**PROBLEM TO WORK ON:** Below is a block of records; repeat all of them exactly.

-------- DATASET EXCERPTS --------

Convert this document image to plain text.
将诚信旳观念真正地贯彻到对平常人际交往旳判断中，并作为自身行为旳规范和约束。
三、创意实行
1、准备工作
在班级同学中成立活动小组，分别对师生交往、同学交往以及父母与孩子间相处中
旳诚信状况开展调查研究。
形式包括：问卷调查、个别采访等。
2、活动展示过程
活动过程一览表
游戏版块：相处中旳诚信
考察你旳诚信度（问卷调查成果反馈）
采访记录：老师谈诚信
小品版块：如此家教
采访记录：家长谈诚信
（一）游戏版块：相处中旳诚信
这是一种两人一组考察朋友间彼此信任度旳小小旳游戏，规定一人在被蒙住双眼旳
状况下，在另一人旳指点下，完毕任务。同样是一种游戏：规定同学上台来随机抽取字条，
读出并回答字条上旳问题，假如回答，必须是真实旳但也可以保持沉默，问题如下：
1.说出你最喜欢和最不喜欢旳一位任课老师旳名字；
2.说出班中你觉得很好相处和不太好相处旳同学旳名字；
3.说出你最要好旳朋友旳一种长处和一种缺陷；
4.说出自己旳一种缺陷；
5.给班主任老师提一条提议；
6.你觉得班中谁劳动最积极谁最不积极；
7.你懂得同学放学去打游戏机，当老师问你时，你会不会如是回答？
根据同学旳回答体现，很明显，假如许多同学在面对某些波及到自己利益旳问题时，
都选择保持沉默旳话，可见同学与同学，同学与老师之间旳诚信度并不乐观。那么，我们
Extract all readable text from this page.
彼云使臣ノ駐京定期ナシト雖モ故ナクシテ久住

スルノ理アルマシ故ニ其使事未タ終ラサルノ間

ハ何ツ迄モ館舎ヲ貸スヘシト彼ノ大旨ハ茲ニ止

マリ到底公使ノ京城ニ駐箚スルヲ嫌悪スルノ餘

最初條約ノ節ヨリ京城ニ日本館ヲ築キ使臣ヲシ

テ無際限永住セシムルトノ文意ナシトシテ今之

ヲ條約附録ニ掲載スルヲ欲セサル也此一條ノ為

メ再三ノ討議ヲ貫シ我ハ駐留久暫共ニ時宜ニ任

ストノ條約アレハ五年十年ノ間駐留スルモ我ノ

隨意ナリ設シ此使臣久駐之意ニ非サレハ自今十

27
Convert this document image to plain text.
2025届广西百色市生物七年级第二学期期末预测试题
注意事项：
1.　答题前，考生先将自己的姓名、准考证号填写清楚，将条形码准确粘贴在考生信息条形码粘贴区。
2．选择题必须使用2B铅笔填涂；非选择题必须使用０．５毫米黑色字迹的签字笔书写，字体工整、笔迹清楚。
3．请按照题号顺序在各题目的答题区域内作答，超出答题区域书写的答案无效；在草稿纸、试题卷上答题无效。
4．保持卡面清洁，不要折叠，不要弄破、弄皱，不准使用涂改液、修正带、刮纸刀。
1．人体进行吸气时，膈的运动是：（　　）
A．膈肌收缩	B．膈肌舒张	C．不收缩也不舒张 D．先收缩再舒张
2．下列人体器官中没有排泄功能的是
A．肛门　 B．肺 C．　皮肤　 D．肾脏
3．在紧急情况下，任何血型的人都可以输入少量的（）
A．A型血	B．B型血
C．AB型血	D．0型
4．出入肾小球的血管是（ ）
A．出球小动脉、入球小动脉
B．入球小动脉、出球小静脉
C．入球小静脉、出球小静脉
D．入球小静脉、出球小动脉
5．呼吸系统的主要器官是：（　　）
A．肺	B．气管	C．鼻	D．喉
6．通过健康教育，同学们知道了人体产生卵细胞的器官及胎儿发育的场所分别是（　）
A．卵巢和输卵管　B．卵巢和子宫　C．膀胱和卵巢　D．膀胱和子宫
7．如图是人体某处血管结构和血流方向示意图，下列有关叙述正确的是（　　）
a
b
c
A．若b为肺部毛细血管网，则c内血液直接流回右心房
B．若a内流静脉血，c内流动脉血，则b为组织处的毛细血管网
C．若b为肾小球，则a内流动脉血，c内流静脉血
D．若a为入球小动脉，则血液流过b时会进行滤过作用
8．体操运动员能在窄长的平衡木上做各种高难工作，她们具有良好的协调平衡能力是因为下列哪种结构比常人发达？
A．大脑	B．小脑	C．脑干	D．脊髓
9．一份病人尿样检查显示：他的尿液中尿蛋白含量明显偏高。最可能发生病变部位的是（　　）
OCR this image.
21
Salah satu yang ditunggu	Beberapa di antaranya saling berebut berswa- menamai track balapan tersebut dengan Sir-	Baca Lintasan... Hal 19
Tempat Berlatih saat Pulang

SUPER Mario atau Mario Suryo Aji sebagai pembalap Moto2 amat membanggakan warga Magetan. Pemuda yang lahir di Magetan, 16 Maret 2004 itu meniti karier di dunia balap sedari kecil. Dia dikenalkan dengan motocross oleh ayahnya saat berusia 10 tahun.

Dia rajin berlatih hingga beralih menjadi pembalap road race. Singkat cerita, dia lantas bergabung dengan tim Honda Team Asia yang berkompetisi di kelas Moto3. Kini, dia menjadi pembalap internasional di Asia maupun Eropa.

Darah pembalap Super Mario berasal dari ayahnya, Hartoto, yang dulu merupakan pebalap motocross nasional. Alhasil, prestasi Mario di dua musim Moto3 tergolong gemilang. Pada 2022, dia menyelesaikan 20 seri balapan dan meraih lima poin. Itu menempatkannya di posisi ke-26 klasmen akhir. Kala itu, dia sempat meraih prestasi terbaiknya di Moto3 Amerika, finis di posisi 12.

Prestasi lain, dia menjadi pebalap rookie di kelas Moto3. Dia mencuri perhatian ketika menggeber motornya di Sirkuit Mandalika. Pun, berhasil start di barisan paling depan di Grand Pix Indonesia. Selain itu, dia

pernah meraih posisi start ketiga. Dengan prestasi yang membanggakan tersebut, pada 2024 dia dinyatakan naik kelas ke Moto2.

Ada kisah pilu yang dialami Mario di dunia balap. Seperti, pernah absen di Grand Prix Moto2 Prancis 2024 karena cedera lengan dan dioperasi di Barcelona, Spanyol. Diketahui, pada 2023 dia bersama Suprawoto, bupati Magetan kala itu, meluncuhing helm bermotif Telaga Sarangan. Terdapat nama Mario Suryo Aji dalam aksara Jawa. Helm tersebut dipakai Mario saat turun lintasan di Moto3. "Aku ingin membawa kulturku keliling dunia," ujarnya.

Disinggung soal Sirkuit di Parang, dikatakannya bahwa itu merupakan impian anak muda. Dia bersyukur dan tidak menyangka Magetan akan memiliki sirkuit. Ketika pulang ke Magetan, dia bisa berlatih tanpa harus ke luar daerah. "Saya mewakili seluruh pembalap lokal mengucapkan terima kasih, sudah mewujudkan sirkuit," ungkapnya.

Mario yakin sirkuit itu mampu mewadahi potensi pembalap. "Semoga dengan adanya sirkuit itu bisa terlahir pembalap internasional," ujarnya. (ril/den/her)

--------

**TASK RESPONSE:**
Convert this document image to plain text.
将诚信旳观念真正地贯彻到对平常人际交往旳判断中，并作为自身行为旳规范和约束。
三、创意实行
1、准备工作
在班级同学中成立活动小组，分别对师生交往、同学交往以及父母与孩子间相处中
旳诚信状况开展调查研究。
形式包括：问卷调查、个别采访等。
2、活动展示过程
活动过程一览表
游戏版块：相处中旳诚信
考察你旳诚信度（问卷调查成果反馈）
采访记录：老师谈诚信
小品版块：如此家教
采访记录：家长谈诚信
（一）游戏版块：相处中旳诚信
这是一种两人一组考察朋友间彼此信任度旳小小旳游戏，规定一人在被蒙住双眼旳
状况下，在另一人旳指点下，完毕任务。同样是一种游戏：规定同学上台来随机抽取字条，
读出并回答字条上旳问题，假如回答，必须是真实旳但也可以保持沉默，问题如下：
1.说出你最喜欢和最不喜欢旳一位任课老师旳名字；
2.说出班中你觉得很好相处和不太好相处旳同学旳名字；
3.说出你最要好旳朋友旳一种长处和一种缺陷；
4.说出自己旳一种缺陷；
5.给班主任老师提一条提议；
6.你觉得班中谁劳动最积极谁最不积极；
7.你懂得同学放学去打游戏机，当老师问你时，你会不会如是回答？
根据同学旳回答体现，很明显，假如许多同学在面对某些波及到自己利益旳问题时，
都选择保持沉默旳话，可见同学与同学，同学与老师之间旳诚信度并不乐观。那么，我们
Extract all readable text from this page.
彼云使臣ノ駐京定期ナシト雖モ故ナクシテ久住

スルノ理アルマシ故ニ其使事未タ終ラサルノ間

ハ何ツ迄モ館舎ヲ貸スヘシト彼ノ大旨ハ茲ニ止

マリ到底公使ノ京城ニ駐箚スルヲ嫌悪スルノ餘

最初條約ノ節ヨリ京城ニ日本館ヲ築キ使臣ヲシ

テ無際限永住セシムルトノ文意ナシトシテ今之

ヲ條約附録ニ掲載スルヲ欲セサル也此一條ノ為

メ再三ノ討議ヲ貫シ我ハ駐留久暫共ニ時宜ニ任

ストノ條約アレハ五年十年ノ間駐留スルモ我ノ

隨意ナリ設シ此使臣久駐之意ニ非サレハ自今十

27
Convert this document image to plain text.
2025届广西百色市生物七年级第二学期期末预测试题
注意事项：
1.　答题前，考生先将自己的姓名、准考证号填写清楚，将条形码准确粘贴在考生信息条形码粘贴区。
2．选择题必须使用2B铅笔填涂；非选择题必须使用０．５毫米黑色字迹的签字笔书写，字体工整、笔迹清楚。
3．请按照题号顺序在各题目的答题区域内作答，超出答题区域书写的答案无效；在草稿纸、试题卷上答题无效。
4．保持卡面清洁，不要折叠，不要弄破、弄皱，不准使用涂改液、修正带、刮纸刀。
1．人体进行吸气时，膈的运动是：（　　）
A．膈肌收缩	B．膈肌舒张	C．不收缩也不舒张 D．先收缩再舒张
2．下列人体器官中没有排泄功能的是
A．肛门　 B．肺 C．　皮肤　 D．肾脏
3．在紧急情况下，任何血型的人都可以输入少量的（）
A．A型血	B．B型血
C．AB型血	D．0型
4．出入肾小球的血管是（ ）
A．出球小动脉、入球小动脉
B．入球小动脉、出球小静脉
C．入球小静脉、出球小静脉
D．入球小静脉、出球小动脉
5．呼吸系统的主要器官是：（　　）
A．肺	B．气管	C．鼻	D．喉
6．通过健康教育，同学们知道了人体产生卵细胞的器官及胎儿发育的场所分别是（　）
A．卵巢和输卵管　B．卵巢和子宫　C．膀胱和卵巢　D．膀胱和子宫
7．如图是人体某处血管结构和血流方向示意图，下列有关叙述正确的是（　　）
a
b
c
A．若b为肺部毛细血管网，则c内血液直接流回右心房
B．若a内流静脉血，c内流动脉血，则b为组织处的毛细血管网
C．若b为肾小球，则a内流动脉血，c内流静脉血
D．若a为入球小动脉，则血液流过b时会进行滤过作用
8．体操运动员能在窄长的平衡木上做各种高难工作，她们具有良好的协调平衡能力是因为下列哪种结构比常人发达？
A．大脑	B．小脑	C．脑干	D．脊髓
9．一份病人尿样检查显示：他的尿液中尿蛋白含量明显偏高。最可能发生病变部位的是（　　）
OCR this image.
21
Salah satu yang ditunggu	Beberapa di antaranya saling berebut berswa- menamai track balapan tersebut dengan Sir-	Baca Lintasan... Hal 19
Tempat Berlatih saat Pulang

SUPER Mario atau Mario Suryo Aji sebagai pembalap Moto2 amat membanggakan warga Magetan. Pemuda yang lahir di Magetan, 16 Maret 2004 itu meniti karier di dunia balap sedari kecil. Dia dikenalkan dengan motocross oleh ayahnya saat berusia 10 tahun.

Dia rajin berlatih hingga beralih menjadi pembalap road race. Singkat cerita, dia lantas bergabung dengan tim Honda Team Asia yang berkompetisi di kelas Moto3. Kini, dia menjadi pembalap internasional di Asia maupun Eropa.

Darah pembalap Super Mario berasal dari ayahnya, Hartoto, yang dulu merupakan pebalap motocross nasional. Alhasil, prestasi Mario di dua musim Moto3 tergolong gemilang. Pada 2022, dia menyelesaikan 20 seri balapan dan meraih lima poin. Itu menempatkannya di posisi ke-26 klasmen akhir. Kala itu, dia sempat meraih prestasi terbaiknya di Moto3 Amerika, finis di posisi 12.

Prestasi lain, dia menjadi pebalap rookie di kelas Moto3. Dia mencuri perhatian ketika menggeber motornya di Sirkuit Mandalika. Pun, berhasil start di barisan paling depan di Grand Pix Indonesia. Selain itu, dia

pernah meraih posisi start ketiga. Dengan prestasi yang membanggakan tersebut, pada 2024 dia dinyatakan naik kelas ke Moto2.

Ada kisah pilu yang dialami Mario di dunia balap. Seperti, pernah absen di Grand Prix Moto2 Prancis 2024 karena cedera lengan dan dioperasi di Barcelona, Spanyol. Diketahui, pada 2023 dia bersama Suprawoto, bupati Magetan kala itu, meluncuhing helm bermotif Telaga Sarangan. Terdapat nama Mario Suryo Aji dalam aksara Jawa. Helm tersebut dipakai Mario saat turun lintasan di Moto3. "Aku ingin membawa kulturku keliling dunia," ujarnya.

Disinggung soal Sirkuit di Parang, dikatakannya bahwa itu merupakan impian anak muda. Dia bersyukur dan tidak menyangka Magetan akan memiliki sirkuit. Ketika pulang ke Magetan, dia bisa berlatih tanpa harus ke luar daerah. "Saya mewakili seluruh pembalap lokal mengucapkan terima kasih, sudah mewujudkan sirkuit," ungkapnya.

Mario yakin sirkuit itu mampu mewadahi potensi pembalap. "Semoga dengan adanya sirkuit itu bisa terlahir pembalap internasional," ujarnya. (ril/den/her)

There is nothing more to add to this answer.